* What you have to do: Collect each line containing "parlare".

◇ ◇ ◇ ◇

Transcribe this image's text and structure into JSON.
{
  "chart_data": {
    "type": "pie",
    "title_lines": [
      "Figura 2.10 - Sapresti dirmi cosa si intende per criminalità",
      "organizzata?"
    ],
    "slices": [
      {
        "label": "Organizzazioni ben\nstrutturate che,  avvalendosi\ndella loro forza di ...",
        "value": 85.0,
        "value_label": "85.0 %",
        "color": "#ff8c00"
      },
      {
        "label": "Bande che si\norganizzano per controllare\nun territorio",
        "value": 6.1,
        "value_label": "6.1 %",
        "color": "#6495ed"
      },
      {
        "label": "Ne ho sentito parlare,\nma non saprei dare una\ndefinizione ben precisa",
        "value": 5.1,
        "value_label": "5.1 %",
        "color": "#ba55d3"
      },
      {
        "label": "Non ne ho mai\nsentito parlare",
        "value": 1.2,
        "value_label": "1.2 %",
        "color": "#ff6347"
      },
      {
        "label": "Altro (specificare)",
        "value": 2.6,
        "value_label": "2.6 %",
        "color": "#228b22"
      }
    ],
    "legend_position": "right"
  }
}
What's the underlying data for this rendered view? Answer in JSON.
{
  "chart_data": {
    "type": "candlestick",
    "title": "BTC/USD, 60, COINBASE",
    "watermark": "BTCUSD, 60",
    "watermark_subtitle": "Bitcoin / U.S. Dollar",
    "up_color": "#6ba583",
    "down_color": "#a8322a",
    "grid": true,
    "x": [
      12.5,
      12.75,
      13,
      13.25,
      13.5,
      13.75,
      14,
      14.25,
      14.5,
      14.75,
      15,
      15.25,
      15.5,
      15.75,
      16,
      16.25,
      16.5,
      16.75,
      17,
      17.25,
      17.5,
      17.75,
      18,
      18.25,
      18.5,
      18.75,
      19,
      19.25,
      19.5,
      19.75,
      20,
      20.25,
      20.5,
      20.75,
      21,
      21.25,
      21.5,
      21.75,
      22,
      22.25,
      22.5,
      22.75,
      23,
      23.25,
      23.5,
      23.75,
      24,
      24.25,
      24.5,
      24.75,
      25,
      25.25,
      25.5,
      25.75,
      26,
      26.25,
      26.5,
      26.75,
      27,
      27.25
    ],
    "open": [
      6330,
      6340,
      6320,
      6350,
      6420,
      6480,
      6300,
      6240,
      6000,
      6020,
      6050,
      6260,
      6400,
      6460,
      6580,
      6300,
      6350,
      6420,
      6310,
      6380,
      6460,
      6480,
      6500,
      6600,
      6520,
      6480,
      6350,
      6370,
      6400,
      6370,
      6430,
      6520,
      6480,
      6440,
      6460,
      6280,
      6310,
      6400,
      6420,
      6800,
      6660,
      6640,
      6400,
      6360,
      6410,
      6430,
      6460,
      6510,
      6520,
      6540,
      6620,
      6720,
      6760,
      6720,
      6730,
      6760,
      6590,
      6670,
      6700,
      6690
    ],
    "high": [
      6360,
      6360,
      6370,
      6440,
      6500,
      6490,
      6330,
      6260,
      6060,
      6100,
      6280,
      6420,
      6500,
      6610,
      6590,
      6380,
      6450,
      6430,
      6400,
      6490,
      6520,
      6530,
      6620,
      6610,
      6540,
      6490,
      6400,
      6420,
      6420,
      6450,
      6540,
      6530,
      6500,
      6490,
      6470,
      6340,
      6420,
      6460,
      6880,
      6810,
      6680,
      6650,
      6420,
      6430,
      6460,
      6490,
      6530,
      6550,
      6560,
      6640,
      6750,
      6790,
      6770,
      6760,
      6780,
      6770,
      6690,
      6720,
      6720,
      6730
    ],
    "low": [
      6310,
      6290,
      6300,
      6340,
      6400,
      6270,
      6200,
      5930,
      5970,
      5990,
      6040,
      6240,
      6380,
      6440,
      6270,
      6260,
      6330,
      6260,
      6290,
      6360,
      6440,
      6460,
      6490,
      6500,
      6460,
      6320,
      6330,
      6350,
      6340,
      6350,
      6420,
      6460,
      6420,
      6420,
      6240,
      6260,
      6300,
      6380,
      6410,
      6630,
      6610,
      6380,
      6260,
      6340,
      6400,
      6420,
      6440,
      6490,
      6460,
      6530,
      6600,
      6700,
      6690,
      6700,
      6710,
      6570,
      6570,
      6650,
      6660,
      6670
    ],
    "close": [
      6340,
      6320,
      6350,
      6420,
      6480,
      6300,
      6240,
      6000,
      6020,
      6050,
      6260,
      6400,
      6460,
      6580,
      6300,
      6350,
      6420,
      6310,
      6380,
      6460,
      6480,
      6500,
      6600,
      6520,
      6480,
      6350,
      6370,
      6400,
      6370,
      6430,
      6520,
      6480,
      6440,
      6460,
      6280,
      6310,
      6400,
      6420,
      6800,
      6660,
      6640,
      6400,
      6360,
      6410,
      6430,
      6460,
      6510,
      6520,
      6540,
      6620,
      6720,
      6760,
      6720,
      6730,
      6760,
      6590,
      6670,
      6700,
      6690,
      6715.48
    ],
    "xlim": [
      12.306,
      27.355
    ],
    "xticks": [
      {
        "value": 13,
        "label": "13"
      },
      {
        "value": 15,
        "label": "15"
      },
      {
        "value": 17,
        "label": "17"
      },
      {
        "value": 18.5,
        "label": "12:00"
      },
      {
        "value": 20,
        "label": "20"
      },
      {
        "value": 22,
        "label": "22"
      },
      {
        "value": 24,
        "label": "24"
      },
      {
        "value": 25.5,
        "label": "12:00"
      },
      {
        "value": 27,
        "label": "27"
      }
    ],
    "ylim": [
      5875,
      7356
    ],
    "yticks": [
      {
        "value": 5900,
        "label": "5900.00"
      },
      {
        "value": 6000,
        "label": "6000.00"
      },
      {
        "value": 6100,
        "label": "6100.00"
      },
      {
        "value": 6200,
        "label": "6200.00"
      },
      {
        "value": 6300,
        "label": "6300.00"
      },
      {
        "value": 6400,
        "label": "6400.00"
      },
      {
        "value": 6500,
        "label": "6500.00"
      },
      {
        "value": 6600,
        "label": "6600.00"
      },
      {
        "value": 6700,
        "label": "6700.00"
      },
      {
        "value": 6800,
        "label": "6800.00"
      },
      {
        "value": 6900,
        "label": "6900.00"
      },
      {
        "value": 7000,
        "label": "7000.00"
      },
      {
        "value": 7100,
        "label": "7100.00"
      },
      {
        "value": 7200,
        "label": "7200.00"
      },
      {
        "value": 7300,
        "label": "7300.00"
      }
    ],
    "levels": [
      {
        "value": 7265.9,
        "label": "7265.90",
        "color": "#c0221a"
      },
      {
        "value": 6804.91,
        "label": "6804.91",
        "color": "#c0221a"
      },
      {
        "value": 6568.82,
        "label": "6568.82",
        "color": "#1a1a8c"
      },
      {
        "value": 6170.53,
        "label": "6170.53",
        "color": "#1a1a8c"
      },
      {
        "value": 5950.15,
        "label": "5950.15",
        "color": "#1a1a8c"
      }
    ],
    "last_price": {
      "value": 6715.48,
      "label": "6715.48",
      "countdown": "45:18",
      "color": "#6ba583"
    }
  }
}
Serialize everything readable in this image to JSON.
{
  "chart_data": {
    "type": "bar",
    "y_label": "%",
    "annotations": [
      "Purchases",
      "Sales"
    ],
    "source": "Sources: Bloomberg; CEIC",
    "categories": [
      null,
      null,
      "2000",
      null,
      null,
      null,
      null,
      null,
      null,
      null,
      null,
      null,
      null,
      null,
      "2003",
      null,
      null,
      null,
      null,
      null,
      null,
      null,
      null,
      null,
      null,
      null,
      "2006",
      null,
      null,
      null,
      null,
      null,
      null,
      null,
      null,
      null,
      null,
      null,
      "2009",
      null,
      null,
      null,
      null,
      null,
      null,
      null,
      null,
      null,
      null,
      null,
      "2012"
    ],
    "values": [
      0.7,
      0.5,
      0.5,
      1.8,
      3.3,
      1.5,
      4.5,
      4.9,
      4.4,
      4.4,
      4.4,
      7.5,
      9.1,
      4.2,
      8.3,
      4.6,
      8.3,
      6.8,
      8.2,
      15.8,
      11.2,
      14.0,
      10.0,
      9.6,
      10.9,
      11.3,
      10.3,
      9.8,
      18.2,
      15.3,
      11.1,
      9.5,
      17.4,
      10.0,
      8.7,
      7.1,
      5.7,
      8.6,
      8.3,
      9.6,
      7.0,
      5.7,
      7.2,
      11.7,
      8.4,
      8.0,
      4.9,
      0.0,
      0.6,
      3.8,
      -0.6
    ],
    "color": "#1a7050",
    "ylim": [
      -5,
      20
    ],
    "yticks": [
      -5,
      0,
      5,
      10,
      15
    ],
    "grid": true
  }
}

◇ ◇ ◇ ◇

* Solution below:
        "label": "Ne ho sentito parlare,\nma non saprei dare una\ndefinizione ben precisa",
        "label": "Non ne ho mai\nsentito parlare",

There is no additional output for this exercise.